__Exercise goal__
Nothing in the records may be left out or altered; reproduce them all exactly.

__Data lines__

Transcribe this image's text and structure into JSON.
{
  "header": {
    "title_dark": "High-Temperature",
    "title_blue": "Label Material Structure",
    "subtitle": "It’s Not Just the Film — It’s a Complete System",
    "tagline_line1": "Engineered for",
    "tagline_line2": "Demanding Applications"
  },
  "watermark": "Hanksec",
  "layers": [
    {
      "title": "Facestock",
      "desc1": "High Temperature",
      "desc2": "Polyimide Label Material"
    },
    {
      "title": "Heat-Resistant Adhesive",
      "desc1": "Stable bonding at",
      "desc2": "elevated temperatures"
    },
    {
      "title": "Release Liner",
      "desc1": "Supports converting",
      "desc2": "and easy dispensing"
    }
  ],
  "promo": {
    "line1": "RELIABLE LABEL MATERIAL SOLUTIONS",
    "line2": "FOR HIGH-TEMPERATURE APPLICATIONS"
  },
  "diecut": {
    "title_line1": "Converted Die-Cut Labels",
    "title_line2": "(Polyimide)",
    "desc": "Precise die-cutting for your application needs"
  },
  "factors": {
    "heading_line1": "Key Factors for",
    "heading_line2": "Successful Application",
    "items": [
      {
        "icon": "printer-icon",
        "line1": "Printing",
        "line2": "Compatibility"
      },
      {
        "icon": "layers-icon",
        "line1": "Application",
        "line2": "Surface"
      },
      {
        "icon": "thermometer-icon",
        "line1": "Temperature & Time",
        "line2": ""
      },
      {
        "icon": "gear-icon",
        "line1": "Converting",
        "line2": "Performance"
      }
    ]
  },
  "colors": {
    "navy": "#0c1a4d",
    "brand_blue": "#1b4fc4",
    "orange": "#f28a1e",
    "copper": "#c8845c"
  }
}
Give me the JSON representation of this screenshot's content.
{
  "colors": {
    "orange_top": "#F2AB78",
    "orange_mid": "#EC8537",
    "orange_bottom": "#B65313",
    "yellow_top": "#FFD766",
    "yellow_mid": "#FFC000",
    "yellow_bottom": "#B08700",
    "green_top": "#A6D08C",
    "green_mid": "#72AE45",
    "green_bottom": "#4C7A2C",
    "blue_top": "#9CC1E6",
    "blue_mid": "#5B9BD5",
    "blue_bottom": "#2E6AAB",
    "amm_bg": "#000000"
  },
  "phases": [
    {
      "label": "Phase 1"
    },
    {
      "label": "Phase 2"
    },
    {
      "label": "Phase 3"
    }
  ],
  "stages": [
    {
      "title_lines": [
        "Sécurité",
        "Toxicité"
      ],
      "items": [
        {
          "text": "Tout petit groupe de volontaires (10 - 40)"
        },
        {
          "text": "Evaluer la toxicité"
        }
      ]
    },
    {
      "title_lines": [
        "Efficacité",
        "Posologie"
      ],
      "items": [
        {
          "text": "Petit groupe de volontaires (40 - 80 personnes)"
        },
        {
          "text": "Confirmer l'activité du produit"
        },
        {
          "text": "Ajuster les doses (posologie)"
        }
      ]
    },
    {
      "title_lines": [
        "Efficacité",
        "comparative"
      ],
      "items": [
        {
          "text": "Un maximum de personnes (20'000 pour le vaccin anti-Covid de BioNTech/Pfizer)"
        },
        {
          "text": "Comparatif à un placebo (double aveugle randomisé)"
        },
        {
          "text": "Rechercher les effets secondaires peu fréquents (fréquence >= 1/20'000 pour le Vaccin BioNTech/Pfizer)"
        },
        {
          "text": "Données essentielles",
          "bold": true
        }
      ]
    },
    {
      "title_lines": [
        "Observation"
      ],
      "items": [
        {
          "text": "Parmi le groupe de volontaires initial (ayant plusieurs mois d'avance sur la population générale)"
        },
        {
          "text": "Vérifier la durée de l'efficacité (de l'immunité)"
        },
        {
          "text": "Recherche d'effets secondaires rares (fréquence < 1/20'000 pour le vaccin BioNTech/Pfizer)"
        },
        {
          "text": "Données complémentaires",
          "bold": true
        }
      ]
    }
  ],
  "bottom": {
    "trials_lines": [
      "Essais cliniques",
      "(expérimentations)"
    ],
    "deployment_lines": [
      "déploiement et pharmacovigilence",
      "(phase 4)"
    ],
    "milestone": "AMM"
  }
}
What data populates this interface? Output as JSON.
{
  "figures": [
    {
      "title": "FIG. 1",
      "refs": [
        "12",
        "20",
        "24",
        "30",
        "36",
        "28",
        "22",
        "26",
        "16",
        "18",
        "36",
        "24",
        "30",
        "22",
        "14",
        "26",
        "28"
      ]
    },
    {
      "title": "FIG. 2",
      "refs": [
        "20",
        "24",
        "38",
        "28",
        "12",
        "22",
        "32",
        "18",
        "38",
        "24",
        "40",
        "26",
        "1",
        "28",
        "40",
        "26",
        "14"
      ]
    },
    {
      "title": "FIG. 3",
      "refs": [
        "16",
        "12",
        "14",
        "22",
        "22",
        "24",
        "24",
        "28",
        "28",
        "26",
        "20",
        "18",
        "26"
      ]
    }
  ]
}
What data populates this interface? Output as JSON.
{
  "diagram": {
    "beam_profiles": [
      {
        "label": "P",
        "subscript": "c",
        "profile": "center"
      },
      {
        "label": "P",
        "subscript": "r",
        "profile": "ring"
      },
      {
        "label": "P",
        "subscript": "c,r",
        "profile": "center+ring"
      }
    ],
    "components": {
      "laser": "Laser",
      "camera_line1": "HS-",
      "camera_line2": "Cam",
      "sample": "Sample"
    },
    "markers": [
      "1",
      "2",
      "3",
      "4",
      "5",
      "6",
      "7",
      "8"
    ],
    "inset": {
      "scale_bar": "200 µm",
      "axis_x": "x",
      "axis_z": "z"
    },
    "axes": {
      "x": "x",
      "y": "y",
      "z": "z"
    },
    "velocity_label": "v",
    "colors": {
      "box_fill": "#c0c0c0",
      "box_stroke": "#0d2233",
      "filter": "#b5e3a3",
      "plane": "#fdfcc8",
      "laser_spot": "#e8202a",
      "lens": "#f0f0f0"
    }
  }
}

__Exercise result__
Transcribe this image's text and structure into JSON.
{
  "header": {
    "title_dark": "High-Temperature",
    "title_blue": "Label Material Structure",
    "subtitle": "It’s Not Just the Film — It’s a Complete System",
    "tagline_line1": "Engineered for",
    "tagline_line2": "Demanding Applications"
  },
  "watermark": "Hanksec",
  "layers": [
    {
      "title": "Facestock",
      "desc1": "High Temperature",
      "desc2": "Polyimide Label Material"
    },
    {
      "title": "Heat-Resistant Adhesive",
      "desc1": "Stable bonding at",
      "desc2": "elevated temperatures"
    },
    {
      "title": "Release Liner",
      "desc1": "Supports converting",
      "desc2": "and easy dispensing"
    }
  ],
  "promo": {
    "line1": "RELIABLE LABEL MATERIAL SOLUTIONS",
    "line2": "FOR HIGH-TEMPERATURE APPLICATIONS"
  },
  "diecut": {
    "title_line1": "Converted Die-Cut Labels",
    "title_line2": "(Polyimide)",
    "desc": "Precise die-cutting for your application needs"
  },
  "factors": {
    "heading_line1": "Key Factors for",
    "heading_line2": "Successful Application",
    "items": [
      {
        "icon": "printer-icon",
        "line1": "Printing",
        "line2": "Compatibility"
      },
      {
        "icon": "layers-icon",
        "line1": "Application",
        "line2": "Surface"
      },
      {
        "icon": "thermometer-icon",
        "line1": "Temperature & Time",
        "line2": ""
      },
      {
        "icon": "gear-icon",
        "line1": "Converting",
        "line2": "Performance"
      }
    ]
  },
  "colors": {
    "navy": "#0c1a4d",
    "brand_blue": "#1b4fc4",
    "orange": "#f28a1e",
    "copper": "#c8845c"
  }
}
Give me the JSON representation of this screenshot's content.
{
  "colors": {
    "orange_top": "#F2AB78",
    "orange_mid": "#EC8537",
    "orange_bottom": "#B65313",
    "yellow_top": "#FFD766",
    "yellow_mid": "#FFC000",
    "yellow_bottom": "#B08700",
    "green_top": "#A6D08C",
    "green_mid": "#72AE45",
    "green_bottom": "#4C7A2C",
    "blue_top": "#9CC1E6",
    "blue_mid": "#5B9BD5",
    "blue_bottom": "#2E6AAB",
    "amm_bg": "#000000"
  },
  "phases": [
    {
      "label": "Phase 1"
    },
    {
      "label": "Phase 2"
    },
    {
      "label": "Phase 3"
    }
  ],
  "stages": [
    {
      "title_lines": [
        "Sécurité",
        "Toxicité"
      ],
      "items": [
        {
          "text": "Tout petit groupe de volontaires (10 - 40)"
        },
        {
          "text": "Evaluer la toxicité"
        }
      ]
    },
    {
      "title_lines": [
        "Efficacité",
        "Posologie"
      ],
      "items": [
        {
          "text": "Petit groupe de volontaires (40 - 80 personnes)"
        },
        {
          "text": "Confirmer l'activité du produit"
        },
        {
          "text": "Ajuster les doses (posologie)"
        }
      ]
    },
    {
      "title_lines": [
        "Efficacité",
        "comparative"
      ],
      "items": [
        {
          "text": "Un maximum de personnes (20'000 pour le vaccin anti-Covid de BioNTech/Pfizer)"
        },
        {
          "text": "Comparatif à un placebo (double aveugle randomisé)"
        },
        {
          "text": "Rechercher les effets secondaires peu fréquents (fréquence >= 1/20'000 pour le Vaccin BioNTech/Pfizer)"
        },
        {
          "text": "Données essentielles",
          "bold": true
        }
      ]
    },
    {
      "title_lines": [
        "Observation"
      ],
      "items": [
        {
          "text": "Parmi le groupe de volontaires initial (ayant plusieurs mois d'avance sur la population générale)"
        },
        {
          "text": "Vérifier la durée de l'efficacité (de l'immunité)"
        },
        {
          "text": "Recherche d'effets secondaires rares (fréquence < 1/20'000 pour le vaccin BioNTech/Pfizer)"
        },
        {
          "text": "Données complémentaires",
          "bold": true
        }
      ]
    }
  ],
  "bottom": {
    "trials_lines": [
      "Essais cliniques",
      "(expérimentations)"
    ],
    "deployment_lines": [
      "déploiement et pharmacovigilence",
      "(phase 4)"
    ],
    "milestone": "AMM"
  }
}
What data populates this interface? Output as JSON.
{
  "figures": [
    {
      "title": "FIG. 1",
      "refs": [
        "12",
        "20",
        "24",
        "30",
        "36",
        "28",
        "22",
        "26",
        "16",
        "18",
        "36",
        "24",
        "30",
        "22",
        "14",
        "26",
        "28"
      ]
    },
    {
      "title": "FIG. 2",
      "refs": [
        "20",
        "24",
        "38",
        "28",
        "12",
        "22",
        "32",
        "18",
        "38",
        "24",
        "40",
        "26",
        "1",
        "28",
        "40",
        "26",
        "14"
      ]
    },
    {
      "title": "FIG. 3",
      "refs": [
        "16",
        "12",
        "14",
        "22",
        "22",
        "24",
        "24",
        "28",
        "28",
        "26",
        "20",
        "18",
        "26"
      ]
    }
  ]
}
What data populates this interface? Output as JSON.
{
  "diagram": {
    "beam_profiles": [
      {
        "label": "P",
        "subscript": "c",
        "profile": "center"
      },
      {
        "label": "P",
        "subscript": "r",
        "profile": "ring"
      },
      {
        "label": "P",
        "subscript": "c,r",
        "profile": "center+ring"
      }
    ],
    "components": {
      "laser": "Laser",
      "camera_line1": "HS-",
      "camera_line2": "Cam",
      "sample": "Sample"
    },
    "markers": [
      "1",
      "2",
      "3",
      "4",
      "5",
      "6",
      "7",
      "8"
    ],
    "inset": {
      "scale_bar": "200 µm",
      "axis_x": "x",
      "axis_z": "z"
    },
    "axes": {
      "x": "x",
      "y": "y",
      "z": "z"
    },
    "velocity_label": "v",
    "colors": {
      "box_fill": "#c0c0c0",
      "box_stroke": "#0d2233",
      "filter": "#b5e3a3",
      "plane": "#fdfcc8",
      "laser_spot": "#e8202a",
      "lens": "#f0f0f0"
    }
  }
}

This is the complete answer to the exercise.